What is asked ->
• A. Answer these questions from the commentary on the taunt song about Babylon, one line each:
(i) Which verses make up the fourth verse of the taunt song?
(ii) In Scripture, what does the right hand represent?
(iii) Whose forests did Babylon destroy?
• B. Carry on the commentary on the taunt song about Babylon, beginning after its final sentence.
# start of Document passage
The fourth verse of this taunt song, 2:15-17, emphasizes drunkenness and abuse as behaviors of arrogant people. This is especially appropriate because the OT shows that Babylon was a nation known for its wild drinking parties (Dan 5). Somehow or another, they also forced the people they conquered to join them in drunkenness. When they were drunk, they mocked and abused them in shameful ways as they did the sort of things that drunk people do (see v. 15).
Ironically, God announced that they would have the same thing happen to them in the end. Since they had intoxicated others and shamed them, then would be intoxicated and shamed themselves in the end.
In Scripture, a cup of wine, held out and poured out by a king, represented judgment, and the right hand represented power. 2:16 says this would happen to Babylon and arrogant people like them.
Babylon had destroyed the forests of Lebanon and deprived animals in those dense, lush woodlands of their natural habitat. What had once been a lush forest of majestic cedars and thriving wildlife had been exploited and mismanaged to build corrupt opulent building projects. Worse yet, they had done the same thing to the cities and people in them, too – not just the forests and the animals. So, here we see that arrogant people not only abuse other people, but they abuse and mismanage God’s creation – both plant and animal life – for their own selfish purposes, too. God judges this behavior, too.
# end of Document passage
# start of Given material
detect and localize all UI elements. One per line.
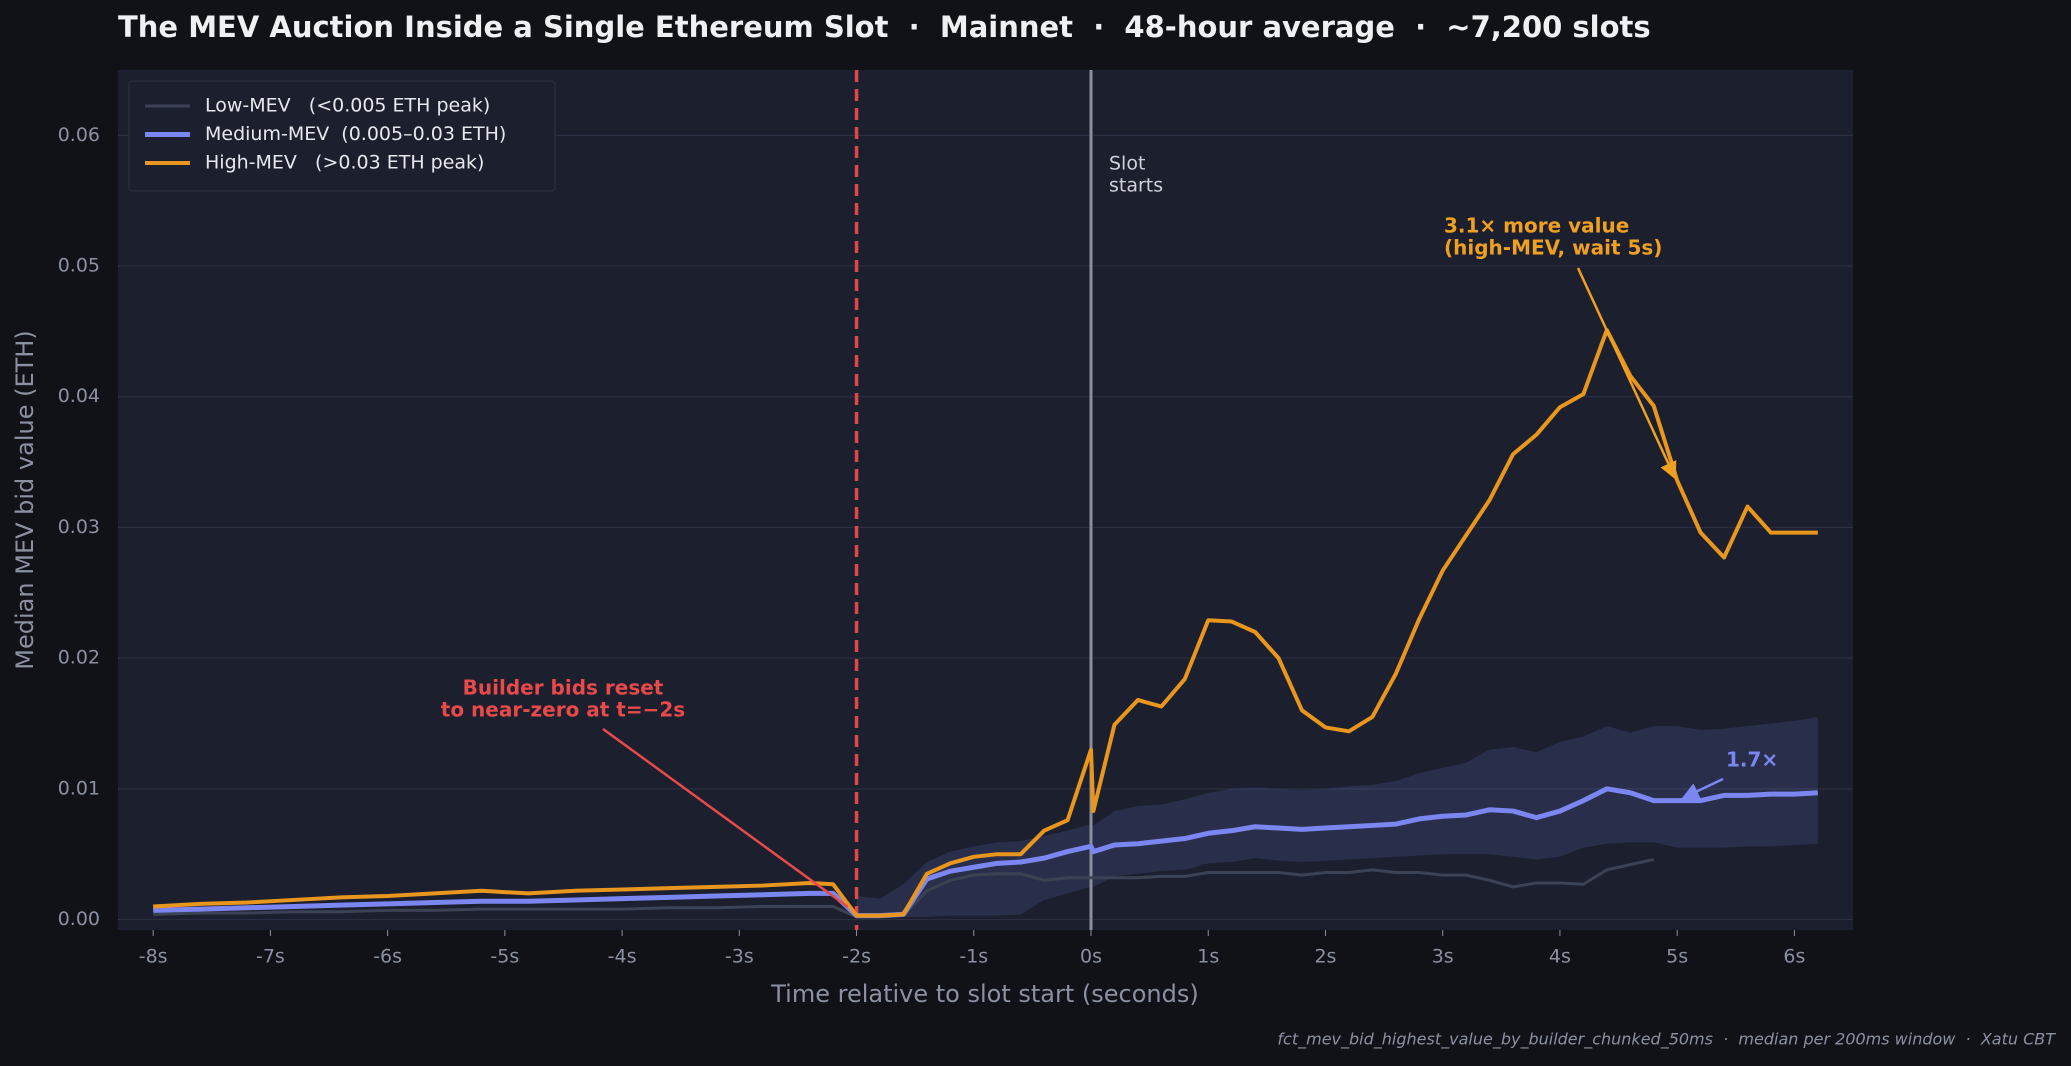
# end of Given material
Answers to the tasks ->
• A.
(i) 2:15-17
(ii) Power
(iii) The forests of Lebanon

• B.
For this reason, God said they would be drunk and exposed to the world. And this is exactly what happened. At the end of their brief, 75-year existence as an empire, the Syria army sprung a surprise attack on their capital city. Ironically, they attacked and overthrew the city while King Belshazzar and all his government officials were participating in a drunken party. That night, the Syrian empire killed him and brought the Babylonian empire to a sudden end.
So, proud people take advantage of other people, they do so to indulge themselves, they abuse and shame other people for their pleasure, and they do so through violence and crime. But there is a fifth and final way that arrogance reveals itself – they trust in idols.
Woe to anyone who trusts in idols.
In this fifth and final woe, God places the ‘woe’ in the middle of the taunt rather than the beginning. Doing this “jumps right into” the topic and shows a special sense of urgency and seriousness about this particular sin. He has already introduced this problem earlier, too, in Hab 1:11, when God pointed out how the Babylonians would worship their nets for the fish that they caught and the people they conquered.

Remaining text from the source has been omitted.